Prompt:
Copy out lines with the word "borrowed" from the material that follows.

Records provided:
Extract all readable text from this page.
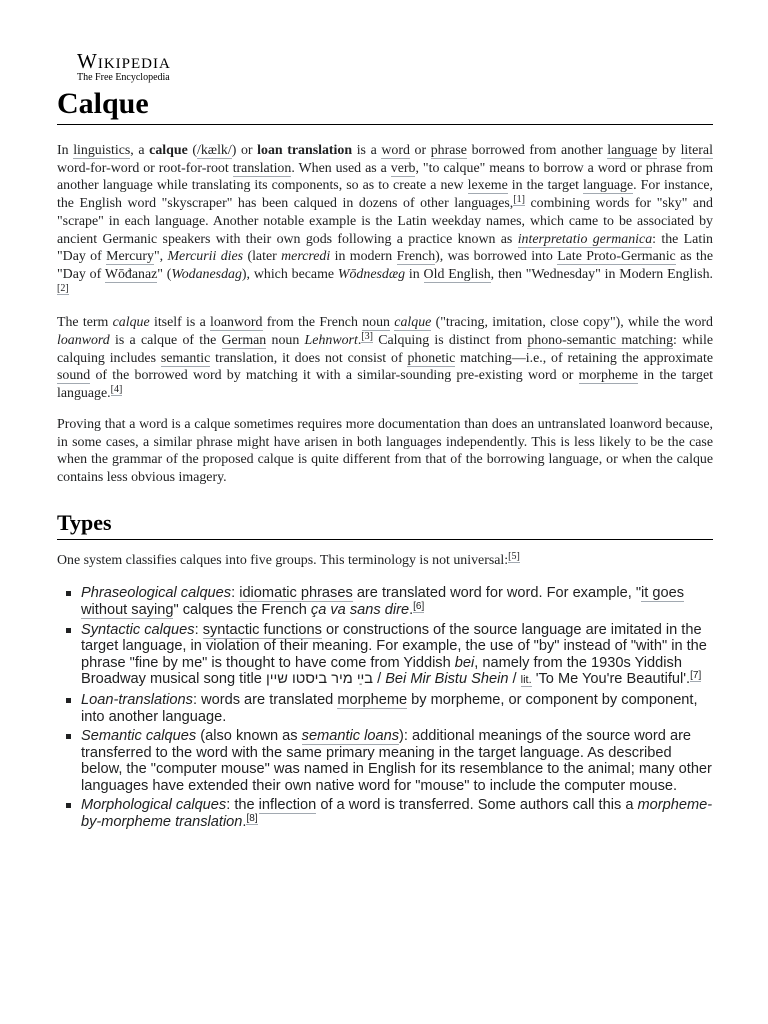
Wikipedia
The Free Encyclopedia
Calque

In linguistics, a calque (/kælk/) or loan translation is a word or phrase borrowed from another language by literal word-for-word or root-for-root translation. When used as a verb, "to calque" means to borrow a word or phrase from another language while translating its components, so as to create a new lexeme in the target language. For instance, the English word "skyscraper" has been calqued in dozens of other languages,[1] combining words for "sky" and "scrape" in each language. Another notable example is the Latin weekday names, which came to be associated by ancient Germanic speakers with their own gods following a practice known as interpretatio germanica: the Latin "Day of Mercury", Mercurii dies (later mercredi in modern French), was borrowed into Late Proto-Germanic as the "Day of Wōđanaz" (Wodanesdag), which became Wōdnesdæg in Old English, then "Wednesday" in Modern English.[2]

The term calque itself is a loanword from the French noun calque ("tracing, imitation, close copy"), while the word loanword is a calque of the German noun Lehnwort.[3] Calquing is distinct from phono-semantic matching: while calquing includes semantic translation, it does not consist of phonetic matching—i.e., of retaining the approximate sound of the borrowed word by matching it with a similar-sounding pre-existing word or morpheme in the target language.[4]

Proving that a word is a calque sometimes requires more documentation than does an untranslated loanword because, in some cases, a similar phrase might have arisen in both languages independently. This is less likely to be the case when the grammar of the proposed calque is quite different from that of the borrowing language, or when the calque contains less obvious imagery.

Types

One system classifies calques into five groups. This terminology is not universal:[5]

Phraseological calques: idiomatic phrases are translated word for word. For example, "it goes without saying" calques the French ça va sans dire.[6]
Syntactic calques: syntactic functions or constructions of the source language are imitated in the target language, in violation of their meaning. For example, the use of "by" instead of "with" in the phrase "fine by me" is thought to have come from Yiddish bei, namely from the 1930s Yiddish Broadway musical song title בײַ מיר ביסטו שיין / Bei Mir Bistu Shein / lit. 'To Me You're Beautiful'.[7]
Loan-translations: words are translated morpheme by morpheme, or component by component, into another language.
Semantic calques (also known as semantic loans): additional meanings of the source word are transferred to the word with the same primary meaning in the target language. As described below, the "computer mouse" was named in English for its resemblance to the animal; many other languages have extended their own native word for "mouse" to include the computer mouse.
Morphological calques: the inflection of a word is transferred. Some authors call this a morpheme-by-morpheme translation.[8]
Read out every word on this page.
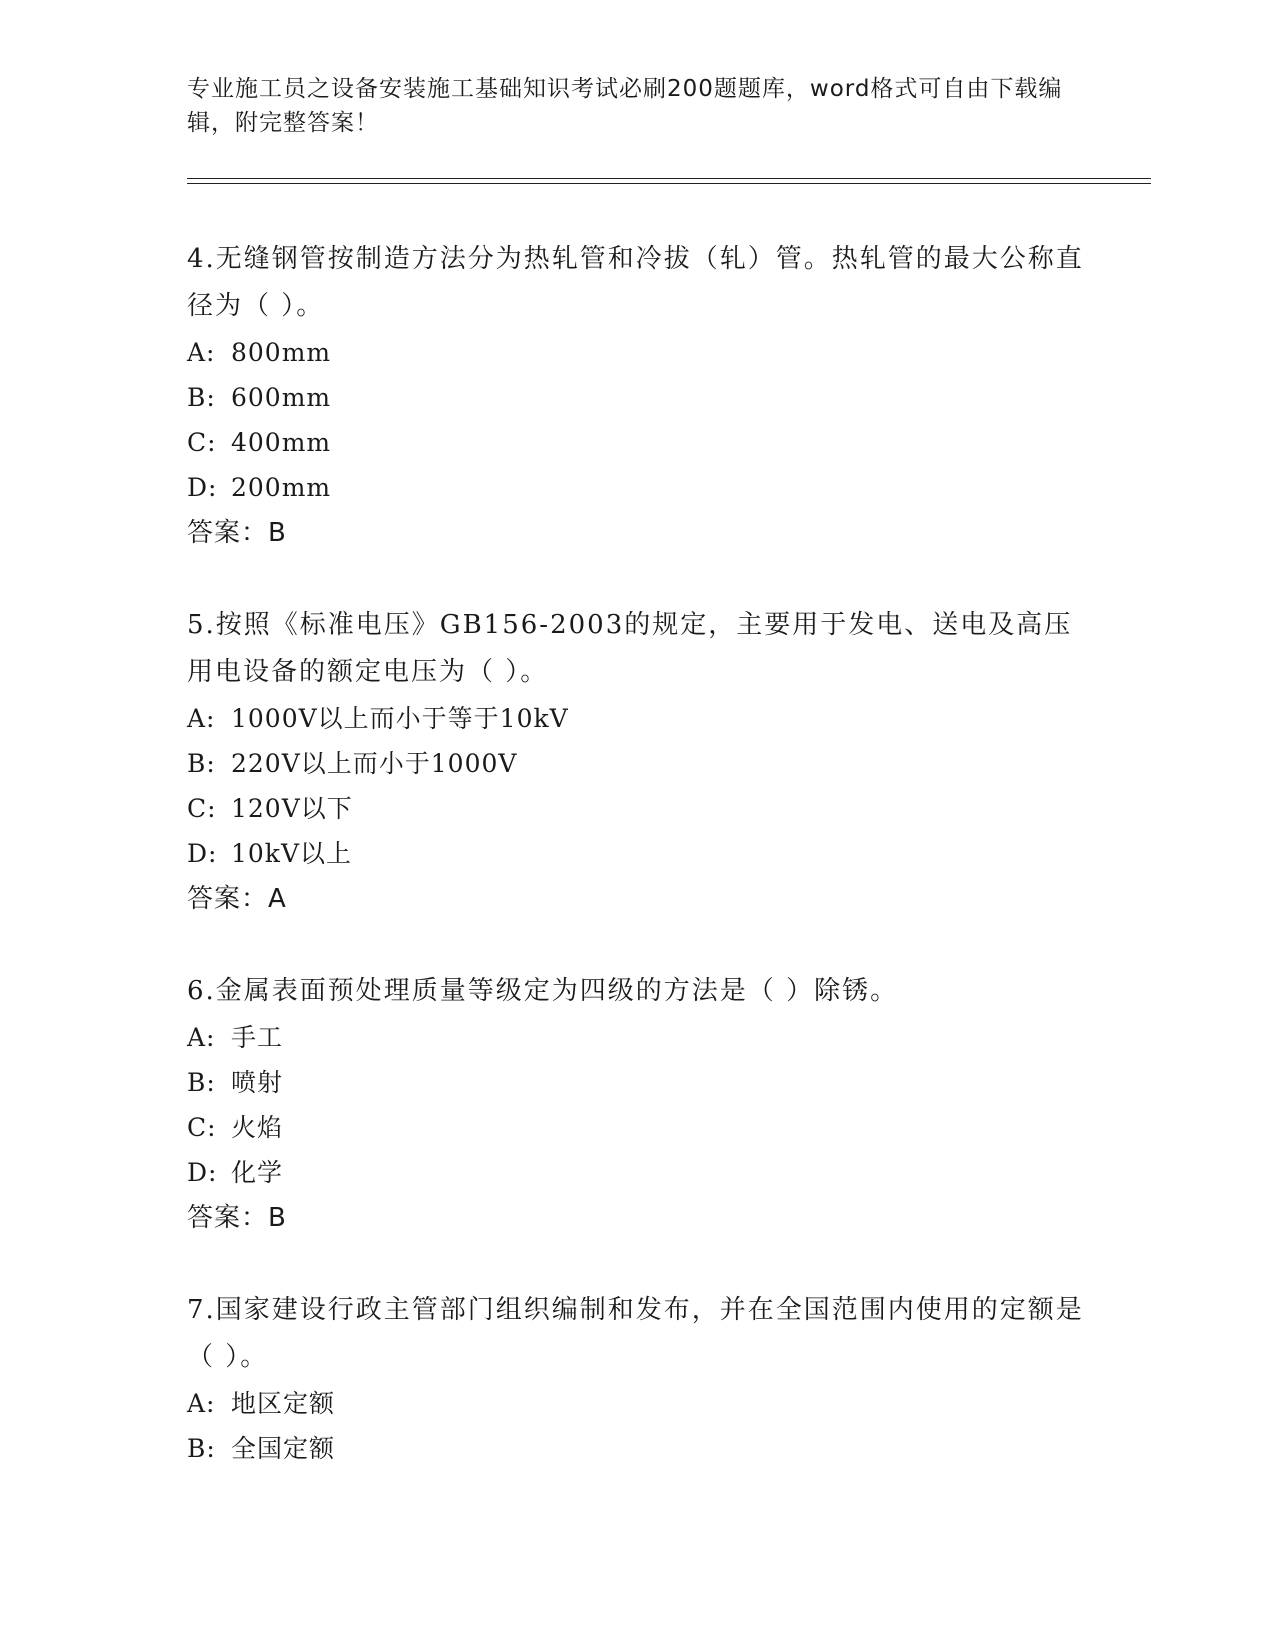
专业施工员之设备安装施工基础知识考试必刷200题题库，word格式可自由下载编辑，附完整答案！

4.无缝钢管按制造方法分为热轧管和冷拔（轧）管。热轧管的最大公称直径为（ ）。

A: 800mm

B: 600mm

C: 400mm

D: 200mm

答案：B

5.按照《标准电压》GB156-2003的规定，主要用于发电、送电及高压用电设备的额定电压为（ ）。

A: 1000V以上而小于等于10kV

B: 220V以上而小于1000V

C: 120V以下

D: 10kV以上

答案：A

6.金属表面预处理质量等级定为四级的方法是（ ）除锈。

A: 手工

B: 喷射

C: 火焰

D: 化学

答案：B

7.国家建设行政主管部门组织编制和发布，并在全国范围内使用的定额是（ ）。

A: 地区定额

B: 全国定额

The response:
In linguistics, a calque (/kælk/) or loan translation is a word or phrase borrowed from another language by literal word-for-word or root-for-root translation. When used as a verb, "to calque" means to borrow a word or phrase from another language while translating its components, so as to create a new lexeme in the target language. For instance, the English word "skyscraper" has been calqued in dozens of other languages,[1] combining words for "sky" and "scrape" in each language. Another notable example is the Latin weekday names, which came to be associated by ancient Germanic speakers with their own gods following a practice known as interpretatio germanica: the Latin "Day of Mercury", Mercurii dies (later mercredi in modern French), was borrowed into Late Proto-Germanic as the "Day of Wōđanaz" (Wodanesdag), which became Wōdnesdæg in Old English, then "Wednesday" in Modern English.[2]
The term calque itself is a loanword from the French noun calque ("tracing, imitation, close copy"), while the word loanword is a calque of the German noun Lehnwort.[3] Calquing is distinct from phono-semantic matching: while calquing includes semantic translation, it does not consist of phonetic matching—i.e., of retaining the approximate sound of the borrowed word by matching it with a similar-sounding pre-existing word or morpheme in the target language.[4]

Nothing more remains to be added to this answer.